··· Listed entries ···

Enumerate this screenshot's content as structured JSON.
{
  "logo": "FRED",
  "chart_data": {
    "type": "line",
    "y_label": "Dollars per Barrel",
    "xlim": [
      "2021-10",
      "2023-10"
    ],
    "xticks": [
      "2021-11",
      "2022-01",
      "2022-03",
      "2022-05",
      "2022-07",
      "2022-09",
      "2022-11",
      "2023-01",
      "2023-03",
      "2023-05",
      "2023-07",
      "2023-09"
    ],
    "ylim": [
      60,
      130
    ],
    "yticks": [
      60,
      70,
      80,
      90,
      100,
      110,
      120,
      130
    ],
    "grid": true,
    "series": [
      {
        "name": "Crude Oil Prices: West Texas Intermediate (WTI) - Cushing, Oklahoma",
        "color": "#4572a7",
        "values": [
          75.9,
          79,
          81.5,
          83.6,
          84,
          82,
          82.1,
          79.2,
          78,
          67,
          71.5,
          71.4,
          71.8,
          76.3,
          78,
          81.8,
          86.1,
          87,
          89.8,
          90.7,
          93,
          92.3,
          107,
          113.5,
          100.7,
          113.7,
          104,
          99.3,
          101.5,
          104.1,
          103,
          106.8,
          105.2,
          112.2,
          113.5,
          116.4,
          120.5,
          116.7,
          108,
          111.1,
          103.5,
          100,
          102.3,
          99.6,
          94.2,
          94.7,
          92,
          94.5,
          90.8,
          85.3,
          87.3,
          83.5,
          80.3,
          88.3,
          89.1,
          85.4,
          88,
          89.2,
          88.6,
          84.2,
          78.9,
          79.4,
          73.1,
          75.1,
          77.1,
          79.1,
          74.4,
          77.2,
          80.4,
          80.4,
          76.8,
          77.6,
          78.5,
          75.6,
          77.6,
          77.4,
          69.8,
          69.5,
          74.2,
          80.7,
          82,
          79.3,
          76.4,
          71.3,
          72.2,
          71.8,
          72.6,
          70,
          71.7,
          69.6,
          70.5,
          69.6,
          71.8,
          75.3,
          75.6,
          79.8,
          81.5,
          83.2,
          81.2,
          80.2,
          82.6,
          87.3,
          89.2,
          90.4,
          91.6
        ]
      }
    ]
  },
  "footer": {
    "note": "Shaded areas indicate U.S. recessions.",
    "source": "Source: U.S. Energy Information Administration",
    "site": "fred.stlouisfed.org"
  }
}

···
··· Listed entries ···

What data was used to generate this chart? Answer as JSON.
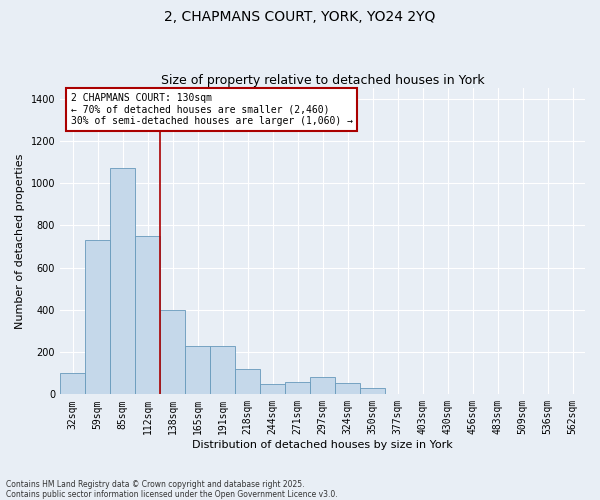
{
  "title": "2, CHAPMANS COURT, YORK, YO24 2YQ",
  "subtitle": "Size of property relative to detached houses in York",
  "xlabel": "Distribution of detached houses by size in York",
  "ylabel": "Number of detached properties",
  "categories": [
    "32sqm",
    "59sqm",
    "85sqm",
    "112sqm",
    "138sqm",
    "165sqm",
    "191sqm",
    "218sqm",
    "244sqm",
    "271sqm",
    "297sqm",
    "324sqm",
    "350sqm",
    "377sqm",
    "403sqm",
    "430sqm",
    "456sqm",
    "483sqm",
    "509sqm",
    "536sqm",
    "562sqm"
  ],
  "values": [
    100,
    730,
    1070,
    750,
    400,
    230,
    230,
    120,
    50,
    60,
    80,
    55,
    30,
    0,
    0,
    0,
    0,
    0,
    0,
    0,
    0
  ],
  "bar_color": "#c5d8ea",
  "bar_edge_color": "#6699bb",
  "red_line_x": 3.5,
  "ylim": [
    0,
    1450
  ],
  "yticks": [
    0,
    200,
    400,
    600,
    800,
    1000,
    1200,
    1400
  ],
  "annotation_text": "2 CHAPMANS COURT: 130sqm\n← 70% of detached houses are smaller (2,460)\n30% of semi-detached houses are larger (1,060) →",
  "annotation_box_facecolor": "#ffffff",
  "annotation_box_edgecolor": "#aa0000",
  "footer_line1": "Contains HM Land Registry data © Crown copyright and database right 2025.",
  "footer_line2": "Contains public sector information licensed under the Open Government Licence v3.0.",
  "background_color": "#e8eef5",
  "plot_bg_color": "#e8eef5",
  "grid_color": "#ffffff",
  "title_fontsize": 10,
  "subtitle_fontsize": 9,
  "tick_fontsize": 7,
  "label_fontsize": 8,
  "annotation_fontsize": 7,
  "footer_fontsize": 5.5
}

···

Extract all lines from the data in which "houses" is found.

> **Task answer**
  "subtitle": "Size of property relative to detached houses in York",
  "xlabel": "Distribution of detached houses by size in York",
  "annotation_text": "2 CHAPMANS COURT: 130sqm\n← 70% of detached houses are smaller (2,460)\n30% of semi-detached houses are larger (1,060) →",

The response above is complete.